--- begin ---

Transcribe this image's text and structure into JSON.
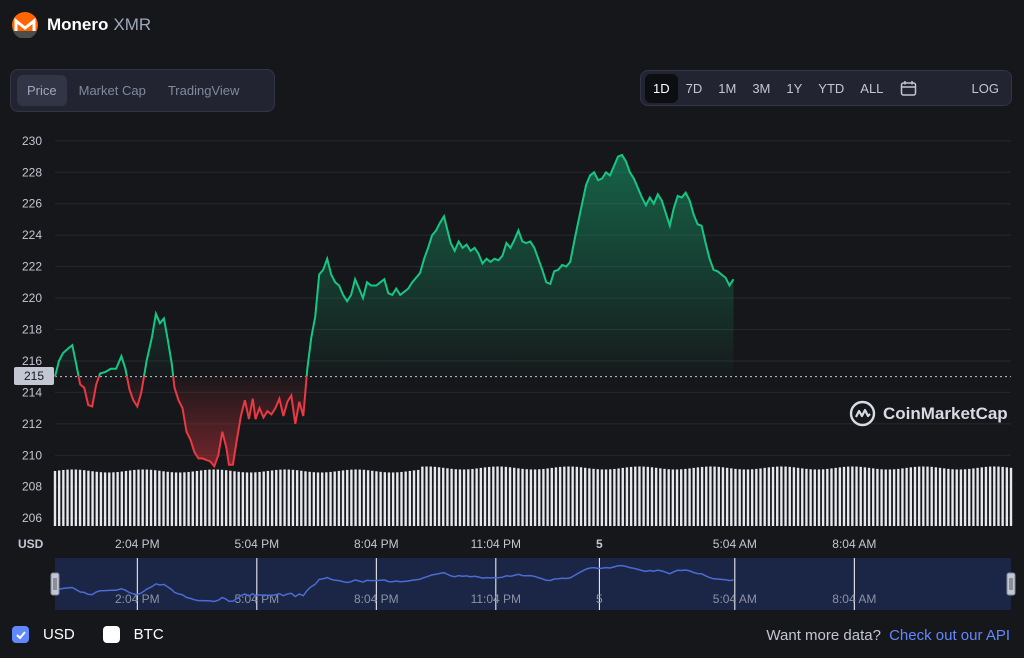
{
  "header": {
    "name": "Monero",
    "symbol": "XMR"
  },
  "view_tabs": [
    "Price",
    "Market Cap",
    "TradingView"
  ],
  "active_view_tab": "Price",
  "range_tabs": [
    "1D",
    "7D",
    "1M",
    "3M",
    "1Y",
    "YTD",
    "ALL"
  ],
  "active_range_tab": "1D",
  "scale_button": "LOG",
  "current_price_label": "215",
  "currency_axis_label": "USD",
  "watermark": "CoinMarketCap",
  "legend": {
    "usd": "USD",
    "btc": "BTC",
    "usd_checked": true,
    "btc_checked": false
  },
  "footer": {
    "text": "Want more data?",
    "link": "Check out our API"
  },
  "colors": {
    "up": "#16c784",
    "down": "#ea3943",
    "accent": "#6188ff",
    "logo": "#ff6600",
    "navigator": "#4a6cd4"
  },
  "chart_data": {
    "type": "line",
    "baseline": 215,
    "ylim": [
      205.5,
      230.5
    ],
    "yticks": [
      206,
      208,
      210,
      212,
      214,
      216,
      218,
      220,
      222,
      224,
      226,
      228,
      230
    ],
    "xlim": [
      0,
      1440
    ],
    "xticks": [
      {
        "x": 124,
        "label": "2:04 PM"
      },
      {
        "x": 304,
        "label": "5:04 PM"
      },
      {
        "x": 484,
        "label": "8:04 PM"
      },
      {
        "x": 664,
        "label": "11:04 PM"
      },
      {
        "x": 820,
        "label": "5"
      },
      {
        "x": 1024,
        "label": "5:04 AM"
      },
      {
        "x": 1204,
        "label": "8:04 AM"
      }
    ],
    "price_series": [
      [
        0,
        215
      ],
      [
        6,
        216
      ],
      [
        12,
        216.5
      ],
      [
        20,
        216.8
      ],
      [
        26,
        217
      ],
      [
        32,
        215.8
      ],
      [
        38,
        214.5
      ],
      [
        44,
        214.3
      ],
      [
        50,
        213.2
      ],
      [
        56,
        213.1
      ],
      [
        62,
        214.5
      ],
      [
        68,
        215.2
      ],
      [
        76,
        215.3
      ],
      [
        84,
        215.5
      ],
      [
        92,
        215.5
      ],
      [
        100,
        216.3
      ],
      [
        106,
        215.5
      ],
      [
        112,
        214.2
      ],
      [
        118,
        213.5
      ],
      [
        124,
        213.1
      ],
      [
        130,
        214
      ],
      [
        138,
        216
      ],
      [
        146,
        217.5
      ],
      [
        152,
        219
      ],
      [
        158,
        218.4
      ],
      [
        164,
        218.7
      ],
      [
        170,
        217.3
      ],
      [
        176,
        215.8
      ],
      [
        180,
        214.3
      ],
      [
        186,
        213.5
      ],
      [
        192,
        213
      ],
      [
        198,
        211.5
      ],
      [
        204,
        211
      ],
      [
        210,
        210.2
      ],
      [
        216,
        209.8
      ],
      [
        222,
        209.8
      ],
      [
        228,
        209.7
      ],
      [
        234,
        209.6
      ],
      [
        240,
        209.3
      ],
      [
        246,
        210
      ],
      [
        252,
        211.5
      ],
      [
        258,
        210.5
      ],
      [
        262,
        209.4
      ],
      [
        268,
        209.4
      ],
      [
        274,
        211
      ],
      [
        280,
        212.5
      ],
      [
        286,
        213.5
      ],
      [
        292,
        212.3
      ],
      [
        298,
        213.6
      ],
      [
        302,
        212.3
      ],
      [
        308,
        213
      ],
      [
        314,
        212.4
      ],
      [
        320,
        212.8
      ],
      [
        326,
        212.6
      ],
      [
        332,
        213
      ],
      [
        338,
        213.6
      ],
      [
        344,
        212.5
      ],
      [
        350,
        213.4
      ],
      [
        356,
        213.8
      ],
      [
        362,
        212
      ],
      [
        368,
        213.4
      ],
      [
        374,
        212.5
      ],
      [
        380,
        215.5
      ],
      [
        386,
        217.5
      ],
      [
        392,
        218.8
      ],
      [
        398,
        221.5
      ],
      [
        404,
        221.8
      ],
      [
        410,
        222.5
      ],
      [
        416,
        221.5
      ],
      [
        422,
        221
      ],
      [
        428,
        220.8
      ],
      [
        434,
        220.2
      ],
      [
        440,
        219.8
      ],
      [
        446,
        220.2
      ],
      [
        452,
        221.2
      ],
      [
        458,
        220.6
      ],
      [
        464,
        220
      ],
      [
        470,
        221
      ],
      [
        476,
        220.8
      ],
      [
        484,
        220.8
      ],
      [
        490,
        221
      ],
      [
        496,
        221.2
      ],
      [
        502,
        220.3
      ],
      [
        508,
        220.2
      ],
      [
        514,
        220.6
      ],
      [
        520,
        220.2
      ],
      [
        526,
        220.4
      ],
      [
        532,
        220.6
      ],
      [
        538,
        221
      ],
      [
        544,
        221.3
      ],
      [
        550,
        221.6
      ],
      [
        556,
        222.5
      ],
      [
        562,
        223.2
      ],
      [
        568,
        224
      ],
      [
        574,
        224.3
      ],
      [
        580,
        224.8
      ],
      [
        586,
        225.2
      ],
      [
        590,
        224.5
      ],
      [
        596,
        223.5
      ],
      [
        602,
        223
      ],
      [
        608,
        223.6
      ],
      [
        614,
        223.2
      ],
      [
        620,
        223.4
      ],
      [
        626,
        223
      ],
      [
        632,
        223.2
      ],
      [
        638,
        222.8
      ],
      [
        644,
        222.2
      ],
      [
        650,
        222.5
      ],
      [
        656,
        222.3
      ],
      [
        662,
        222.5
      ],
      [
        668,
        222.4
      ],
      [
        674,
        222.7
      ],
      [
        680,
        223.5
      ],
      [
        686,
        223.2
      ],
      [
        692,
        223.7
      ],
      [
        698,
        224.3
      ],
      [
        704,
        223.6
      ],
      [
        710,
        223.5
      ],
      [
        716,
        223.6
      ],
      [
        722,
        223.2
      ],
      [
        728,
        222.5
      ],
      [
        734,
        221.8
      ],
      [
        740,
        221
      ],
      [
        746,
        220.9
      ],
      [
        752,
        221.7
      ],
      [
        758,
        221.8
      ],
      [
        764,
        222.1
      ],
      [
        770,
        222
      ],
      [
        776,
        222.3
      ],
      [
        782,
        223.6
      ],
      [
        788,
        224.8
      ],
      [
        794,
        226
      ],
      [
        800,
        227.2
      ],
      [
        806,
        227.8
      ],
      [
        812,
        228
      ],
      [
        818,
        227.5
      ],
      [
        824,
        227.6
      ],
      [
        830,
        228
      ],
      [
        836,
        227.8
      ],
      [
        842,
        228.4
      ],
      [
        848,
        229
      ],
      [
        854,
        229.1
      ],
      [
        860,
        228.7
      ],
      [
        866,
        228
      ],
      [
        872,
        227.6
      ],
      [
        878,
        227
      ],
      [
        884,
        226.4
      ],
      [
        890,
        225.9
      ],
      [
        896,
        226.4
      ],
      [
        902,
        226
      ],
      [
        908,
        226.6
      ],
      [
        914,
        226.2
      ],
      [
        920,
        225.4
      ],
      [
        926,
        224.6
      ],
      [
        932,
        225.7
      ],
      [
        938,
        226.5
      ],
      [
        944,
        226.4
      ],
      [
        950,
        226.7
      ],
      [
        956,
        226.2
      ],
      [
        962,
        225.3
      ],
      [
        968,
        224.7
      ],
      [
        974,
        224.6
      ],
      [
        980,
        223.5
      ],
      [
        986,
        222.5
      ],
      [
        992,
        221.8
      ],
      [
        998,
        221.7
      ],
      [
        1004,
        221.5
      ],
      [
        1010,
        221.3
      ],
      [
        1016,
        220.8
      ],
      [
        1022,
        221.2
      ]
    ],
    "volume_bars": {
      "count": 230,
      "ylim": [
        205.5,
        230.5
      ]
    },
    "navigator": {
      "xticks": [
        {
          "x": 124,
          "label": "2:04 PM"
        },
        {
          "x": 304,
          "label": "5:04 PM"
        },
        {
          "x": 484,
          "label": "8:04 PM"
        },
        {
          "x": 664,
          "label": "11:04 PM"
        },
        {
          "x": 820,
          "label": "5"
        },
        {
          "x": 1024,
          "label": "5:04 AM"
        },
        {
          "x": 1204,
          "label": "8:04 AM"
        }
      ]
    }
  }
}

--- end ---

**SHORT PROBLEM:**
Copy every line that includes the string "text" from the material above.

**TASK RESULT:**
Transcribe this image's text and structure into JSON.
    "text": "Want more data?",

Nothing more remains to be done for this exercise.